* **GOAL OF THE EXERCISE**
Would you transcribe the whole listing exactly, minus its pictures?

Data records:
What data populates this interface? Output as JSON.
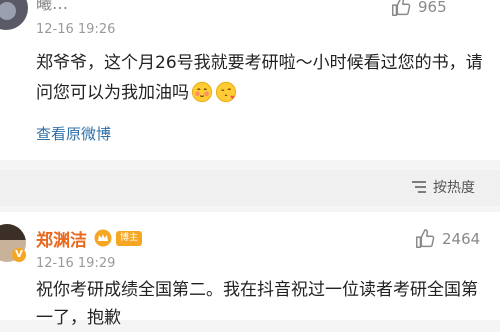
{
  "top_comment": {
    "username": "曦…",
    "time": "12-16 19:26",
    "likes": "965",
    "text": "郑爷爷，这个月26号我就要考研啦～小时候看过您的书，请问您可以为我加油吗",
    "emojis": [
      "shy-face-emoji",
      "kiss-heart-emoji"
    ],
    "view_original": "查看原微博"
  },
  "sort_bar": {
    "label": "按热度"
  },
  "bottom_comment": {
    "username": "郑渊洁",
    "badge": "博主",
    "time": "12-16 19:29",
    "likes": "2464",
    "text": "祝你考研成绩全国第二。我在抖音祝过一位读者考研全国第一了，抱歉"
  },
  "colors": {
    "link": "#2f6fa8",
    "author_name": "#e86a20",
    "badge": "#f5a623"
  }
}
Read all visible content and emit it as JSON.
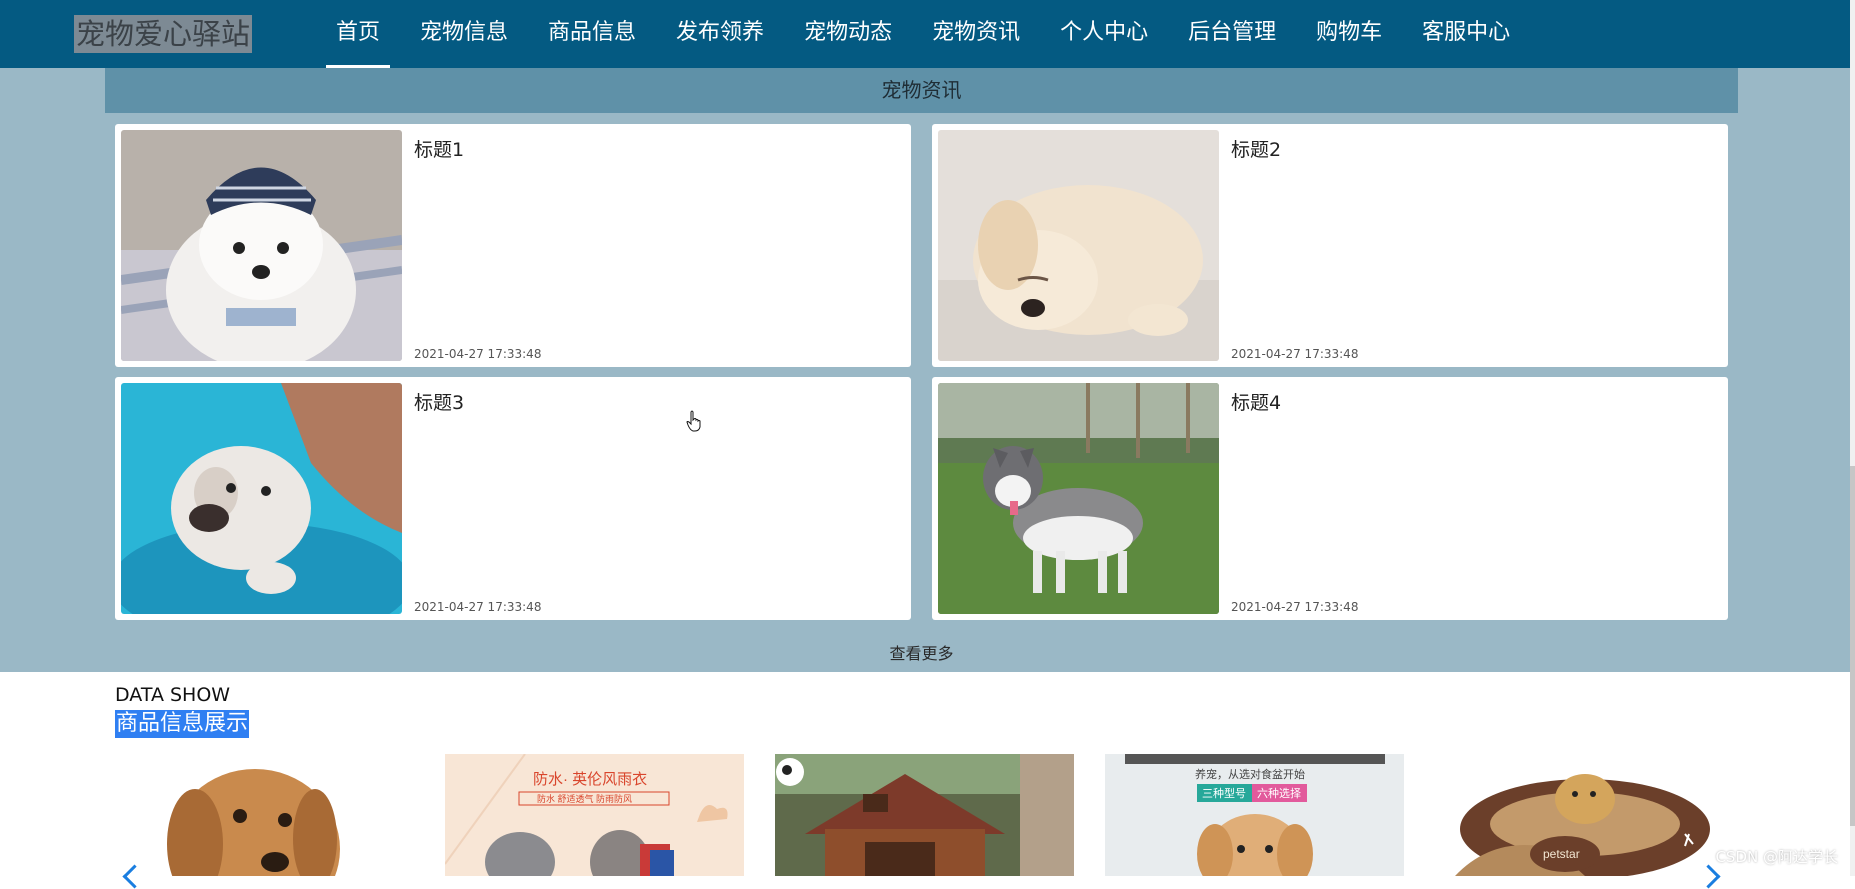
{
  "header": {
    "logo": "宠物爱心驿站",
    "nav": [
      {
        "label": "首页",
        "active": true
      },
      {
        "label": "宠物信息"
      },
      {
        "label": "商品信息"
      },
      {
        "label": "发布领养"
      },
      {
        "label": "宠物动态"
      },
      {
        "label": "宠物资讯"
      },
      {
        "label": "个人中心"
      },
      {
        "label": "后台管理"
      },
      {
        "label": "购物车"
      },
      {
        "label": "客服中心"
      }
    ]
  },
  "news": {
    "section_title": "宠物资讯",
    "items": [
      {
        "title": "标题1",
        "date": "2021-04-27 17:33:48",
        "image": "white-poodle-with-cap"
      },
      {
        "title": "标题2",
        "date": "2021-04-27 17:33:48",
        "image": "sleeping-golden-puppy"
      },
      {
        "title": "标题3",
        "date": "2021-04-27 17:33:48",
        "image": "puppy-in-blue-basin"
      },
      {
        "title": "标题4",
        "date": "2021-04-27 17:33:48",
        "image": "husky-on-grass"
      }
    ],
    "more": "查看更多"
  },
  "data_show": {
    "heading_en": "DATA SHOW",
    "heading_cn": "商品信息展示",
    "products": [
      {
        "image": "beagle-puppy",
        "text": ""
      },
      {
        "image": "dog-raincoat-ad",
        "text": "防水· 英伦风雨衣",
        "subtext": "防水 舒适透气 防雨防风"
      },
      {
        "image": "wooden-dog-house",
        "text": ""
      },
      {
        "image": "dog-food-ad",
        "text": "养宠，从选对食盆开始",
        "tag1": "三种型号",
        "tag2": "六种选择"
      },
      {
        "image": "dog-bed-petstar",
        "text": "petstar"
      }
    ]
  },
  "watermark": "CSDN @阿达学长",
  "colors": {
    "nav_bg": "#045a82",
    "section_bg": "#9ab8c6",
    "section_head_bg": "#5f91a8",
    "highlight": "#2f7ff2"
  }
}
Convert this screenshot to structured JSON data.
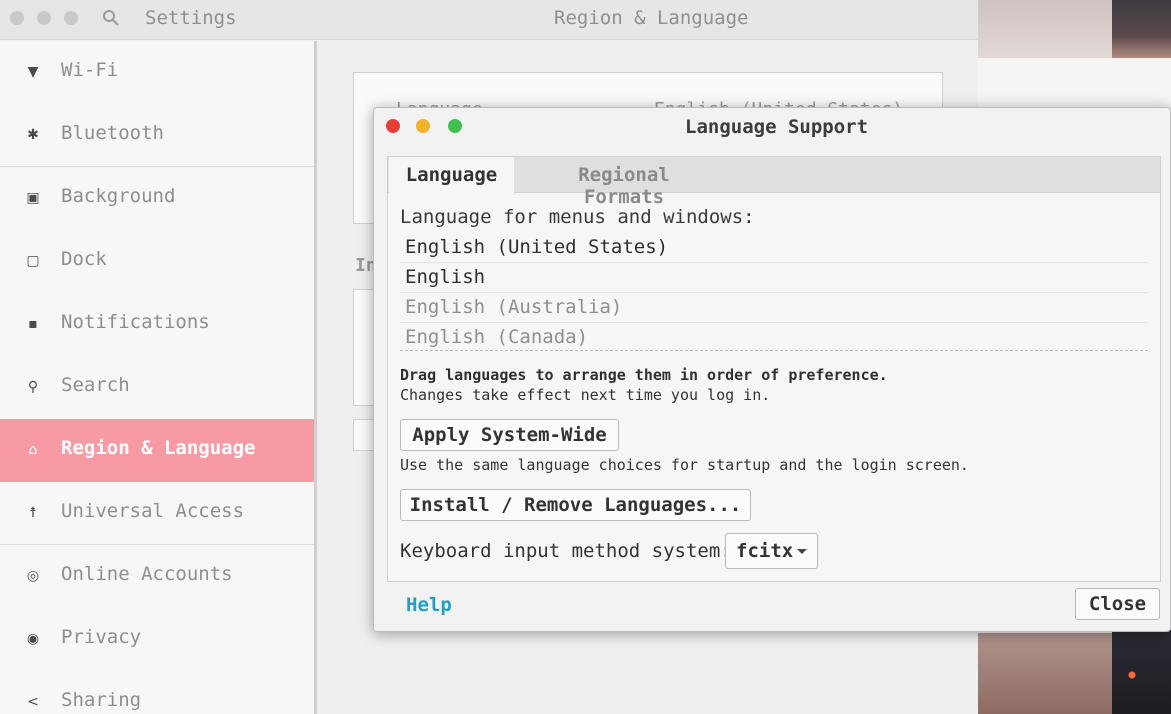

* **CORRECT RESULT**
What data populates this interface? Output as JSON.
{
  "top_comment": {
    "username": "曦…",
    "time": "12-16 19:26",
    "likes": "965",
    "text": "郑爷爷，这个月26号我就要考研啦～小时候看过您的书，请问您可以为我加油吗",
    "emojis": [
      "shy-face-emoji",
      "kiss-heart-emoji"
    ],
    "view_original": "查看原微博"
  },
  "sort_bar": {
    "label": "按热度"
  },
  "bottom_comment": {
    "username": "郑渊洁",
    "badge": "博主",
    "time": "12-16 19:29",
    "likes": "2464",
    "text": "祝你考研成绩全国第二。我在抖音祝过一位读者考研全国第一了，抱歉"
  },
  "colors": {
    "link": "#2f6fa8",
    "author_name": "#e86a20",
    "badge": "#f5a623"
  }
}
Read all visible content and emit it as JSON.
{
  "header": {
    "logo": "宠物爱心驿站",
    "nav": [
      {
        "label": "首页",
        "active": true
      },
      {
        "label": "宠物信息"
      },
      {
        "label": "商品信息"
      },
      {
        "label": "发布领养"
      },
      {
        "label": "宠物动态"
      },
      {
        "label": "宠物资讯"
      },
      {
        "label": "个人中心"
      },
      {
        "label": "后台管理"
      },
      {
        "label": "购物车"
      },
      {
        "label": "客服中心"
      }
    ]
  },
  "news": {
    "section_title": "宠物资讯",
    "items": [
      {
        "title": "标题1",
        "date": "2021-04-27 17:33:48",
        "image": "white-poodle-with-cap"
      },
      {
        "title": "标题2",
        "date": "2021-04-27 17:33:48",
        "image": "sleeping-golden-puppy"
      },
      {
        "title": "标题3",
        "date": "2021-04-27 17:33:48",
        "image": "puppy-in-blue-basin"
      },
      {
        "title": "标题4",
        "date": "2021-04-27 17:33:48",
        "image": "husky-on-grass"
      }
    ],
    "more": "查看更多"
  },
  "data_show": {
    "heading_en": "DATA SHOW",
    "heading_cn": "商品信息展示",
    "products": [
      {
        "image": "beagle-puppy",
        "text": ""
      },
      {
        "image": "dog-raincoat-ad",
        "text": "防水· 英伦风雨衣",
        "subtext": "防水 舒适透气 防雨防风"
      },
      {
        "image": "wooden-dog-house",
        "text": ""
      },
      {
        "image": "dog-food-ad",
        "text": "养宠，从选对食盆开始",
        "tag1": "三种型号",
        "tag2": "六种选择"
      },
      {
        "image": "dog-bed-petstar",
        "text": "petstar"
      }
    ]
  },
  "watermark": "CSDN @阿达学长",
  "colors": {
    "nav_bg": "#045a82",
    "section_bg": "#9ab8c6",
    "section_head_bg": "#5f91a8",
    "highlight": "#2f7ff2"
  }
}
Convert this screenshot to structured JSON data.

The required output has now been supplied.